[A run of records]
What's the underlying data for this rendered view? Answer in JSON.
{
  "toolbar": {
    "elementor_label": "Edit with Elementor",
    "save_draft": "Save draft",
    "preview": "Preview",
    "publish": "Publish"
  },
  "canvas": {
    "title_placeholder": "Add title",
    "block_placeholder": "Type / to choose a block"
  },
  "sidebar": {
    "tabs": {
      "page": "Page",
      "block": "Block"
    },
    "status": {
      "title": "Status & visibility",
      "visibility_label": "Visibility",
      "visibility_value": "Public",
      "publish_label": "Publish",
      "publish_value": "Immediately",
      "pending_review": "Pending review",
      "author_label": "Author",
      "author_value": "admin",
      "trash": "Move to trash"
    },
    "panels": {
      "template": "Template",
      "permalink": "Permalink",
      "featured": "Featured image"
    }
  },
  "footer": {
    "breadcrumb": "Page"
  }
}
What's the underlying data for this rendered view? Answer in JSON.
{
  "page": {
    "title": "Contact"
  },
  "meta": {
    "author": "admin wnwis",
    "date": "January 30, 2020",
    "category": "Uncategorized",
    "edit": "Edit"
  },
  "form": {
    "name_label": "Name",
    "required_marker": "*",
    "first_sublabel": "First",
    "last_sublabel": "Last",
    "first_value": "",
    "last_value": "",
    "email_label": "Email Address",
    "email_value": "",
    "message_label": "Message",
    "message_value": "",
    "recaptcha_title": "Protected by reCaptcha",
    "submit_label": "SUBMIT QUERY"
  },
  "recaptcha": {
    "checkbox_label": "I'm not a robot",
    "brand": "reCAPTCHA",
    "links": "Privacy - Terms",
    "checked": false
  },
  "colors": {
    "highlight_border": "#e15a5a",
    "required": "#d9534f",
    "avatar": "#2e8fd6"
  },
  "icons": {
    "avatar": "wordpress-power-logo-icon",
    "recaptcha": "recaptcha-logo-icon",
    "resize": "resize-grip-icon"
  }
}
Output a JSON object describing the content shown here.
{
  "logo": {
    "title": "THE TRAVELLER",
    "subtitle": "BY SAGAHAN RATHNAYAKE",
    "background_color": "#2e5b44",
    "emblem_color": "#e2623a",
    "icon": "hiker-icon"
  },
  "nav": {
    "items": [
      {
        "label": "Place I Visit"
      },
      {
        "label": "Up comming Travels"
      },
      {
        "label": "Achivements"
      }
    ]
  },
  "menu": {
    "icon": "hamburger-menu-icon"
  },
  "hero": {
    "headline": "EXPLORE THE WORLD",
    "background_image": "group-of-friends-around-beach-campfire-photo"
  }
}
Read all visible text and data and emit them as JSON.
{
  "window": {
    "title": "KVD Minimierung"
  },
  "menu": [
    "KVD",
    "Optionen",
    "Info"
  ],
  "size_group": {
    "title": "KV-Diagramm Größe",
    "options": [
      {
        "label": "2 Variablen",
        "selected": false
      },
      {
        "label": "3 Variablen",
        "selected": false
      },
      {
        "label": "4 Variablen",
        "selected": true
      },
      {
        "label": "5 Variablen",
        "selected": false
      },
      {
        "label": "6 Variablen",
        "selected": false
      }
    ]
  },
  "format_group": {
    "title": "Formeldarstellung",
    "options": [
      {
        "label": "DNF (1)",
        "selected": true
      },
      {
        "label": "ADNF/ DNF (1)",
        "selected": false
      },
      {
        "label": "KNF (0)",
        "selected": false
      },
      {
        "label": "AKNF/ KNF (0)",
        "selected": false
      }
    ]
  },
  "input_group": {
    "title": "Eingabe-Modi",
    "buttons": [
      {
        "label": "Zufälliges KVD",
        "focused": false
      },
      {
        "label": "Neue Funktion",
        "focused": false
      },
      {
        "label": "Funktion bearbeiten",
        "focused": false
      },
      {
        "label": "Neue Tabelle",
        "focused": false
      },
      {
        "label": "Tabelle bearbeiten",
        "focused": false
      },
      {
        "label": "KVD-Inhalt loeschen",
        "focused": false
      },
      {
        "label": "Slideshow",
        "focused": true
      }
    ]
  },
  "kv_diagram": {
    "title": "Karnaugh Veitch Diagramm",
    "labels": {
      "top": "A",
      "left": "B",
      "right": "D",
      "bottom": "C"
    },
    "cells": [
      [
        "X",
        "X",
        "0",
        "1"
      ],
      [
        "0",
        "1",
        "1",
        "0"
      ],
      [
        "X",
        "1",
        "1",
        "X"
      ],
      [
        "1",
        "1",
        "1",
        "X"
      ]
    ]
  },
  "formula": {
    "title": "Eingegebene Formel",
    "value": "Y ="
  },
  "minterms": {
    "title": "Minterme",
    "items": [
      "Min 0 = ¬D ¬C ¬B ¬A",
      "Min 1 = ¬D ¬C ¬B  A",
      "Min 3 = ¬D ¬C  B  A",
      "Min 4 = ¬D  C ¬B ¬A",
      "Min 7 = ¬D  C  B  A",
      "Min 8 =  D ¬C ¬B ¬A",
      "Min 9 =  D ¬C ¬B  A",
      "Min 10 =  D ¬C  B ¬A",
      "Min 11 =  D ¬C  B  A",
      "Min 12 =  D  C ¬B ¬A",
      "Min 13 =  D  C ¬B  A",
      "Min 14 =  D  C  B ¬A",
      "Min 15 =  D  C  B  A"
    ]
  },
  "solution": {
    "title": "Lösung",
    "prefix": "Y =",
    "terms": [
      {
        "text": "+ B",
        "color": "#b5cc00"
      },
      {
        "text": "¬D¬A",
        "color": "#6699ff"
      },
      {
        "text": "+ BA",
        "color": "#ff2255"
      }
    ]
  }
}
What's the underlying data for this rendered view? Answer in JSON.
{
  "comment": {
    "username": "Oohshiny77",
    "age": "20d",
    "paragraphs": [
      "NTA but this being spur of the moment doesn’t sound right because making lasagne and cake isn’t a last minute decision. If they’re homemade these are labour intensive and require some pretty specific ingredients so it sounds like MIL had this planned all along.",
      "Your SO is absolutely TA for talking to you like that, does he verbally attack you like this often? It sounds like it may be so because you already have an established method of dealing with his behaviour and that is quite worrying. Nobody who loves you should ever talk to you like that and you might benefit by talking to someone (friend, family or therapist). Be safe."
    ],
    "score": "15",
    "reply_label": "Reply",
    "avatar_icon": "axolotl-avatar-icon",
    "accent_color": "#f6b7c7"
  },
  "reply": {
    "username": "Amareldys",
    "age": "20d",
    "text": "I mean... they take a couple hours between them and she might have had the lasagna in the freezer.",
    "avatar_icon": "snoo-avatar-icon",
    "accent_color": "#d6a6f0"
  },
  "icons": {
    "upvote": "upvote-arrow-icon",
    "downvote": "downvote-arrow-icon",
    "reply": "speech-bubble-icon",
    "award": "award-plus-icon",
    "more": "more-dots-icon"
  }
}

** Exercise instructions **
Output the records above in their entirety, exactly.

** Answer to the exercise **
What's the underlying data for this rendered view? Answer in JSON.
{
  "toolbar": {
    "elementor_label": "Edit with Elementor",
    "save_draft": "Save draft",
    "preview": "Preview",
    "publish": "Publish"
  },
  "canvas": {
    "title_placeholder": "Add title",
    "block_placeholder": "Type / to choose a block"
  },
  "sidebar": {
    "tabs": {
      "page": "Page",
      "block": "Block"
    },
    "status": {
      "title": "Status & visibility",
      "visibility_label": "Visibility",
      "visibility_value": "Public",
      "publish_label": "Publish",
      "publish_value": "Immediately",
      "pending_review": "Pending review",
      "author_label": "Author",
      "author_value": "admin",
      "trash": "Move to trash"
    },
    "panels": {
      "template": "Template",
      "permalink": "Permalink",
      "featured": "Featured image"
    }
  },
  "footer": {
    "breadcrumb": "Page"
  }
}
What's the underlying data for this rendered view? Answer in JSON.
{
  "page": {
    "title": "Contact"
  },
  "meta": {
    "author": "admin wnwis",
    "date": "January 30, 2020",
    "category": "Uncategorized",
    "edit": "Edit"
  },
  "form": {
    "name_label": "Name",
    "required_marker": "*",
    "first_sublabel": "First",
    "last_sublabel": "Last",
    "first_value": "",
    "last_value": "",
    "email_label": "Email Address",
    "email_value": "",
    "message_label": "Message",
    "message_value": "",
    "recaptcha_title": "Protected by reCaptcha",
    "submit_label": "SUBMIT QUERY"
  },
  "recaptcha": {
    "checkbox_label": "I'm not a robot",
    "brand": "reCAPTCHA",
    "links": "Privacy - Terms",
    "checked": false
  },
  "colors": {
    "highlight_border": "#e15a5a",
    "required": "#d9534f",
    "avatar": "#2e8fd6"
  },
  "icons": {
    "avatar": "wordpress-power-logo-icon",
    "recaptcha": "recaptcha-logo-icon",
    "resize": "resize-grip-icon"
  }
}
Output a JSON object describing the content shown here.
{
  "logo": {
    "title": "THE TRAVELLER",
    "subtitle": "BY SAGAHAN RATHNAYAKE",
    "background_color": "#2e5b44",
    "emblem_color": "#e2623a",
    "icon": "hiker-icon"
  },
  "nav": {
    "items": [
      {
        "label": "Place I Visit"
      },
      {
        "label": "Up comming Travels"
      },
      {
        "label": "Achivements"
      }
    ]
  },
  "menu": {
    "icon": "hamburger-menu-icon"
  },
  "hero": {
    "headline": "EXPLORE THE WORLD",
    "background_image": "group-of-friends-around-beach-campfire-photo"
  }
}
Read all visible text and data and emit them as JSON.
{
  "window": {
    "title": "KVD Minimierung"
  },
  "menu": [
    "KVD",
    "Optionen",
    "Info"
  ],
  "size_group": {
    "title": "KV-Diagramm Größe",
    "options": [
      {
        "label": "2 Variablen",
        "selected": false
      },
      {
        "label": "3 Variablen",
        "selected": false
      },
      {
        "label": "4 Variablen",
        "selected": true
      },
      {
        "label": "5 Variablen",
        "selected": false
      },
      {
        "label": "6 Variablen",
        "selected": false
      }
    ]
  },
  "format_group": {
    "title": "Formeldarstellung",
    "options": [
      {
        "label": "DNF (1)",
        "selected": true
      },
      {
        "label": "ADNF/ DNF (1)",
        "selected": false
      },
      {
        "label": "KNF (0)",
        "selected": false
      },
      {
        "label": "AKNF/ KNF (0)",
        "selected": false
      }
    ]
  },
  "input_group": {
    "title": "Eingabe-Modi",
    "buttons": [
      {
        "label": "Zufälliges KVD",
        "focused": false
      },
      {
        "label": "Neue Funktion",
        "focused": false
      },
      {
        "label": "Funktion bearbeiten",
        "focused": false
      },
      {
        "label": "Neue Tabelle",
        "focused": false
      },
      {
        "label": "Tabelle bearbeiten",
        "focused": false
      },
      {
        "label": "KVD-Inhalt loeschen",
        "focused": false
      },
      {
        "label": "Slideshow",
        "focused": true
      }
    ]
  },
  "kv_diagram": {
    "title": "Karnaugh Veitch Diagramm",
    "labels": {
      "top": "A",
      "left": "B",
      "right": "D",
      "bottom": "C"
    },
    "cells": [
      [
        "X",
        "X",
        "0",
        "1"
      ],
      [
        "0",
        "1",
        "1",
        "0"
      ],
      [
        "X",
        "1",
        "1",
        "X"
      ],
      [
        "1",
        "1",
        "1",
        "X"
      ]
    ]
  },
  "formula": {
    "title": "Eingegebene Formel",
    "value": "Y ="
  },
  "minterms": {
    "title": "Minterme",
    "items": [
      "Min 0 = ¬D ¬C ¬B ¬A",
      "Min 1 = ¬D ¬C ¬B  A",
      "Min 3 = ¬D ¬C  B  A",
      "Min 4 = ¬D  C ¬B ¬A",
      "Min 7 = ¬D  C  B  A",
      "Min 8 =  D ¬C ¬B ¬A",
      "Min 9 =  D ¬C ¬B  A",
      "Min 10 =  D ¬C  B ¬A",
      "Min 11 =  D ¬C  B  A",
      "Min 12 =  D  C ¬B ¬A",
      "Min 13 =  D  C ¬B  A",
      "Min 14 =  D  C  B ¬A",
      "Min 15 =  D  C  B  A"
    ]
  },
  "solution": {
    "title": "Lösung",
    "prefix": "Y =",
    "terms": [
      {
        "text": "+ B",
        "color": "#b5cc00"
      },
      {
        "text": "¬D¬A",
        "color": "#6699ff"
      },
      {
        "text": "+ BA",
        "color": "#ff2255"
      }
    ]
  }
}
What's the underlying data for this rendered view? Answer in JSON.
{
  "comment": {
    "username": "Oohshiny77",
    "age": "20d",
    "paragraphs": [
      "NTA but this being spur of the moment doesn’t sound right because making lasagne and cake isn’t a last minute decision. If they’re homemade these are labour intensive and require some pretty specific ingredients so it sounds like MIL had this planned all along.",
      "Your SO is absolutely TA for talking to you like that, does he verbally attack you like this often? It sounds like it may be so because you already have an established method of dealing with his behaviour and that is quite worrying. Nobody who loves you should ever talk to you like that and you might benefit by talking to someone (friend, family or therapist). Be safe."
    ],
    "score": "15",
    "reply_label": "Reply",
    "avatar_icon": "axolotl-avatar-icon",
    "accent_color": "#f6b7c7"
  },
  "reply": {
    "username": "Amareldys",
    "age": "20d",
    "text": "I mean... they take a couple hours between them and she might have had the lasagna in the freezer.",
    "avatar_icon": "snoo-avatar-icon",
    "accent_color": "#d6a6f0"
  },
  "icons": {
    "upvote": "upvote-arrow-icon",
    "downvote": "downvote-arrow-icon",
    "reply": "speech-bubble-icon",
    "award": "award-plus-icon",
    "more": "more-dots-icon"
  }
}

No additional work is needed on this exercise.